▸ **Exercise material**
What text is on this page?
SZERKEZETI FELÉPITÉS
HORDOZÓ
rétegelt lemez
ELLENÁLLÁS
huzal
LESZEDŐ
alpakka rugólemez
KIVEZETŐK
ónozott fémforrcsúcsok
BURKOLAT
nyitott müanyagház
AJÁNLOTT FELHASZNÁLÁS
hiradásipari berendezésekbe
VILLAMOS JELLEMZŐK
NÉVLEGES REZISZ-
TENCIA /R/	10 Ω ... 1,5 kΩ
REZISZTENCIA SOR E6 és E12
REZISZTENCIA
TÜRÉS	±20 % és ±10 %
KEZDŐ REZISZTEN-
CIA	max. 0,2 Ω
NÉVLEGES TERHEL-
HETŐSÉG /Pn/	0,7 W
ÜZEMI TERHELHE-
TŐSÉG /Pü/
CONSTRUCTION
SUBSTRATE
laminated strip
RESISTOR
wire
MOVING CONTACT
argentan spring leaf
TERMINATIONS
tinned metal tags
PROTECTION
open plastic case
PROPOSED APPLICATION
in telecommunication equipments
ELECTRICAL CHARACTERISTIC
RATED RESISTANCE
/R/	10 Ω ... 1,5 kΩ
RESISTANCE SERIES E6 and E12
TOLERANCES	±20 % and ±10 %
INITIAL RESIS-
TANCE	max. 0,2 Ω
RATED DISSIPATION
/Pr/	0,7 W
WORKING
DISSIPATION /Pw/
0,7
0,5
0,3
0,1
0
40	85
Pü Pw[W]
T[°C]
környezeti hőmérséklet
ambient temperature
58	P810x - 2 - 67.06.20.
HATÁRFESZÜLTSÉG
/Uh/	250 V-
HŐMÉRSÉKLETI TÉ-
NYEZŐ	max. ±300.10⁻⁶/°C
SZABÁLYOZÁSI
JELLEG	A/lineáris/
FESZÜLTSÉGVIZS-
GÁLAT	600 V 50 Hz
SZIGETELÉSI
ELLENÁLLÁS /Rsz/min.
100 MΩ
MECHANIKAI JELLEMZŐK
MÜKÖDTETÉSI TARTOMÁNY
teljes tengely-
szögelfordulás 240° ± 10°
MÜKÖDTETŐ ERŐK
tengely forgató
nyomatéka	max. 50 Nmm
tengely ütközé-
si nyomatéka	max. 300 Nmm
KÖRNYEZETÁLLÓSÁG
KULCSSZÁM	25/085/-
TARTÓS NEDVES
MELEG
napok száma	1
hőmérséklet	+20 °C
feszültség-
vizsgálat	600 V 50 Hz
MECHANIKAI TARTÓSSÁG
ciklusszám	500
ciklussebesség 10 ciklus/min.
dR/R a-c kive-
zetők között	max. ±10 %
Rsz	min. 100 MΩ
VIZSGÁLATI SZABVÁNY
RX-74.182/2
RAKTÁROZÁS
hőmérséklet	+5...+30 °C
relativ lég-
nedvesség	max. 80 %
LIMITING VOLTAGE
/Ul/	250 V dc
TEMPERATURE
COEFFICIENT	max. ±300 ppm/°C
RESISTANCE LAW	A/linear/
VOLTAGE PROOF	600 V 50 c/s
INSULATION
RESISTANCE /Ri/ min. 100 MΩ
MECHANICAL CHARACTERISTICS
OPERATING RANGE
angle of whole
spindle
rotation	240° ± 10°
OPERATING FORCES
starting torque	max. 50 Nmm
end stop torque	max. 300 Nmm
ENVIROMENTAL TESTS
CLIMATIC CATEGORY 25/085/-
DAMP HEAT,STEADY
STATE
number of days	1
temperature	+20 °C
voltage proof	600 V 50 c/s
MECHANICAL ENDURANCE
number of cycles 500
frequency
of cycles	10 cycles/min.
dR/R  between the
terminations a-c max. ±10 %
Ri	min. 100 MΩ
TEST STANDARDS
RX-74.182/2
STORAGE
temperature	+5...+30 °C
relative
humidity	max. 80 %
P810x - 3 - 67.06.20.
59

▸ **What to work on**
Repeat each of the entries above precisely as given.

▸ **Correct response**
What text is on this page?
SZERKEZETI FELÉPITÉS
HORDOZÓ
rétegelt lemez
ELLENÁLLÁS
huzal
LESZEDŐ
alpakka rugólemez
KIVEZETŐK
ónozott fémforrcsúcsok
BURKOLAT
nyitott müanyagház
AJÁNLOTT FELHASZNÁLÁS
hiradásipari berendezésekbe
VILLAMOS JELLEMZŐK
NÉVLEGES REZISZ-
TENCIA /R/	10 Ω ... 1,5 kΩ
REZISZTENCIA SOR E6 és E12
REZISZTENCIA
TÜRÉS	±20 % és ±10 %
KEZDŐ REZISZTEN-
CIA	max. 0,2 Ω
NÉVLEGES TERHEL-
HETŐSÉG /Pn/	0,7 W
ÜZEMI TERHELHE-
TŐSÉG /Pü/
CONSTRUCTION
SUBSTRATE
laminated strip
RESISTOR
wire
MOVING CONTACT
argentan spring leaf
TERMINATIONS
tinned metal tags
PROTECTION
open plastic case
PROPOSED APPLICATION
in telecommunication equipments
ELECTRICAL CHARACTERISTIC
RATED RESISTANCE
/R/	10 Ω ... 1,5 kΩ
RESISTANCE SERIES E6 and E12
TOLERANCES	±20 % and ±10 %
INITIAL RESIS-
TANCE	max. 0,2 Ω
RATED DISSIPATION
/Pr/	0,7 W
WORKING
DISSIPATION /Pw/
0,7
0,5
0,3
0,1
0
40	85
Pü Pw[W]
T[°C]
környezeti hőmérséklet
ambient temperature
58	P810x - 2 - 67.06.20.
HATÁRFESZÜLTSÉG
/Uh/	250 V-
HŐMÉRSÉKLETI TÉ-
NYEZŐ	max. ±300.10⁻⁶/°C
SZABÁLYOZÁSI
JELLEG	A/lineáris/
FESZÜLTSÉGVIZS-
GÁLAT	600 V 50 Hz
SZIGETELÉSI
ELLENÁLLÁS /Rsz/min.
100 MΩ
MECHANIKAI JELLEMZŐK
MÜKÖDTETÉSI TARTOMÁNY
teljes tengely-
szögelfordulás 240° ± 10°
MÜKÖDTETŐ ERŐK
tengely forgató
nyomatéka	max. 50 Nmm
tengely ütközé-
si nyomatéka	max. 300 Nmm
KÖRNYEZETÁLLÓSÁG
KULCSSZÁM	25/085/-
TARTÓS NEDVES
MELEG
napok száma	1
hőmérséklet	+20 °C
feszültség-
vizsgálat	600 V 50 Hz
MECHANIKAI TARTÓSSÁG
ciklusszám	500
ciklussebesség 10 ciklus/min.
dR/R a-c kive-
zetők között	max. ±10 %
Rsz	min. 100 MΩ
VIZSGÁLATI SZABVÁNY
RX-74.182/2
RAKTÁROZÁS
hőmérséklet	+5...+30 °C
relativ lég-
nedvesség	max. 80 %
LIMITING VOLTAGE
/Ul/	250 V dc
TEMPERATURE
COEFFICIENT	max. ±300 ppm/°C
RESISTANCE LAW	A/linear/
VOLTAGE PROOF	600 V 50 c/s
INSULATION
RESISTANCE /Ri/ min. 100 MΩ
MECHANICAL CHARACTERISTICS
OPERATING RANGE
angle of whole
spindle
rotation	240° ± 10°
OPERATING FORCES
starting torque	max. 50 Nmm
end stop torque	max. 300 Nmm
ENVIROMENTAL TESTS
CLIMATIC CATEGORY 25/085/-
DAMP HEAT,STEADY
STATE
number of days	1
temperature	+20 °C
voltage proof	600 V 50 c/s
MECHANICAL ENDURANCE
number of cycles 500
frequency
of cycles	10 cycles/min.
dR/R  between the
terminations a-c max. ±10 %
Ri	min. 100 MΩ
TEST STANDARDS
RX-74.182/2
STORAGE
temperature	+5...+30 °C
relative
humidity	max. 80 %
P810x - 3 - 67.06.20.
59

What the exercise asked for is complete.